● Aim of the task
Filter these entries, keeping only lines that hold the word "Kitchen".

● Recorded data
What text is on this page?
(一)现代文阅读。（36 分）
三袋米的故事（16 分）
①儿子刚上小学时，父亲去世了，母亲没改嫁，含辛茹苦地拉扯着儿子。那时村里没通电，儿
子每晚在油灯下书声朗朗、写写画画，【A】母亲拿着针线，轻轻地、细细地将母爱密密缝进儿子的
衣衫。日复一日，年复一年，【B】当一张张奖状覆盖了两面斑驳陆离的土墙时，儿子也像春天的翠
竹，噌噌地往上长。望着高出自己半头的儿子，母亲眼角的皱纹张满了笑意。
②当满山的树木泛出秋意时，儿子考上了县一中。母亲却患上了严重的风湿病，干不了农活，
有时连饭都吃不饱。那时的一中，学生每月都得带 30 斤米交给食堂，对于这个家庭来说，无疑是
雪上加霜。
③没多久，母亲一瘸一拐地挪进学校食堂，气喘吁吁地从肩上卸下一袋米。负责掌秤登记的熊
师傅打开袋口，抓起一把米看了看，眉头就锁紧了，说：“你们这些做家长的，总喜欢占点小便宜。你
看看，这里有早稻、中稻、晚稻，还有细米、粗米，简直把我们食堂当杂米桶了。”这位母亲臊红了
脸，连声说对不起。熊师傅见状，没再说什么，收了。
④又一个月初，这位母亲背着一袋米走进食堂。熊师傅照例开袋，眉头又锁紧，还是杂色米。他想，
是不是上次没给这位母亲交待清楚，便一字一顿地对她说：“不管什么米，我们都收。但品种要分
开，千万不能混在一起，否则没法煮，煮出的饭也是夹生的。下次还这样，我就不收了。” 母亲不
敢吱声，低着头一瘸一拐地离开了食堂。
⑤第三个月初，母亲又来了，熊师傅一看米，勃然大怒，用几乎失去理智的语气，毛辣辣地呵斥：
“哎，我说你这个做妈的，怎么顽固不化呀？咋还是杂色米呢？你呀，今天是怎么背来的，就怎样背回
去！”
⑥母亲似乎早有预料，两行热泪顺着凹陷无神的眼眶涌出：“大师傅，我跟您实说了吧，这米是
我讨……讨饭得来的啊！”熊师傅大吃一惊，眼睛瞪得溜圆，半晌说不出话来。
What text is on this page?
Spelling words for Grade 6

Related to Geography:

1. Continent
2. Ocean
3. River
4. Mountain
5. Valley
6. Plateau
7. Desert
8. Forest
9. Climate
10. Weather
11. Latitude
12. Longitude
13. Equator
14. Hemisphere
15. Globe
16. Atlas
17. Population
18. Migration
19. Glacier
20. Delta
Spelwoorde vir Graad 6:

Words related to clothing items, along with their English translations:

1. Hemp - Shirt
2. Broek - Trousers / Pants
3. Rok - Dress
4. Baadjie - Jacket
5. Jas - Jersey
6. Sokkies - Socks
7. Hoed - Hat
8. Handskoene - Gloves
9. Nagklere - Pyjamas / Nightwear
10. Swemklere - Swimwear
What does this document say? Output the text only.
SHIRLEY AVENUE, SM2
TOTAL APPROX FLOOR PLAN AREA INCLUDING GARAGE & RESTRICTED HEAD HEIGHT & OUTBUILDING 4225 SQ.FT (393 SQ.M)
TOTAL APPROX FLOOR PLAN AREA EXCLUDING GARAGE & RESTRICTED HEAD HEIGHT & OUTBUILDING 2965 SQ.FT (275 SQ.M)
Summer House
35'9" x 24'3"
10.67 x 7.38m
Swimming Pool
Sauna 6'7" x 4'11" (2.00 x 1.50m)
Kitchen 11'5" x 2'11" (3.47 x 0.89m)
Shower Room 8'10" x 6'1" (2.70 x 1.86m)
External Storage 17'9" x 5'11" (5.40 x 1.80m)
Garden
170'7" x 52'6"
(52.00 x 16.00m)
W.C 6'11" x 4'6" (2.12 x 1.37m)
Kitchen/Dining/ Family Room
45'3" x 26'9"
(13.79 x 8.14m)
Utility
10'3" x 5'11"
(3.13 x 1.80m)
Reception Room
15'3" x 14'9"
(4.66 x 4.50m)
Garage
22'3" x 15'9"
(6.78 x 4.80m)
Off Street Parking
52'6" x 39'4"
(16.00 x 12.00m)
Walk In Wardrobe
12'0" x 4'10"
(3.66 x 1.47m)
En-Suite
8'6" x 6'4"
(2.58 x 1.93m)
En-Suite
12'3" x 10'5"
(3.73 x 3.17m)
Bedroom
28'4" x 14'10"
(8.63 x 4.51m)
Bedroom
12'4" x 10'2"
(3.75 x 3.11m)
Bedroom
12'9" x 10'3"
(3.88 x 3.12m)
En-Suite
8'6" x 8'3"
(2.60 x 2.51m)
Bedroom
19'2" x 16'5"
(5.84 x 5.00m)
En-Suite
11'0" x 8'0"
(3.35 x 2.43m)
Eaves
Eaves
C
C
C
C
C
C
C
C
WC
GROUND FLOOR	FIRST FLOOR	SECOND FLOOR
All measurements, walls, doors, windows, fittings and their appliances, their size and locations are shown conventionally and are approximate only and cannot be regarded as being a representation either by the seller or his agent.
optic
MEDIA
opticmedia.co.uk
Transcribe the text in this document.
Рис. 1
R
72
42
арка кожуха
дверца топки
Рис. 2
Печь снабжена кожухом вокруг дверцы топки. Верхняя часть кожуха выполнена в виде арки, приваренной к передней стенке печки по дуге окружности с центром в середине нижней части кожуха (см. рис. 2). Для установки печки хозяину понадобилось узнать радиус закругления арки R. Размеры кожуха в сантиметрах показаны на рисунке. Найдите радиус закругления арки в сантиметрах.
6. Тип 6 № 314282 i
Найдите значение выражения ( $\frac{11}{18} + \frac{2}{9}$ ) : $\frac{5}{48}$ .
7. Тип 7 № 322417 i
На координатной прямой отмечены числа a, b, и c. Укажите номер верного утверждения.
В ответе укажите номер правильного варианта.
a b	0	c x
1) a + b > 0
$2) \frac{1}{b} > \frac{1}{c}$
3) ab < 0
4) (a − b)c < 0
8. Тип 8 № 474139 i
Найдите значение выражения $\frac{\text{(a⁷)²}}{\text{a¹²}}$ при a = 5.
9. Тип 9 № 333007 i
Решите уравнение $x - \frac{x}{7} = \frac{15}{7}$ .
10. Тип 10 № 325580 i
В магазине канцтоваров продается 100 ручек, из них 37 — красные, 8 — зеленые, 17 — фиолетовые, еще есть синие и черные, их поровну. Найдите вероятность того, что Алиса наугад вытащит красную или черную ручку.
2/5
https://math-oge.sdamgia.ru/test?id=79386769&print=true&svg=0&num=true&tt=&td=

● The result
Kitchen 11'5" x 2'11" (3.47 x 0.89m)
Kitchen/Dining/ Family Room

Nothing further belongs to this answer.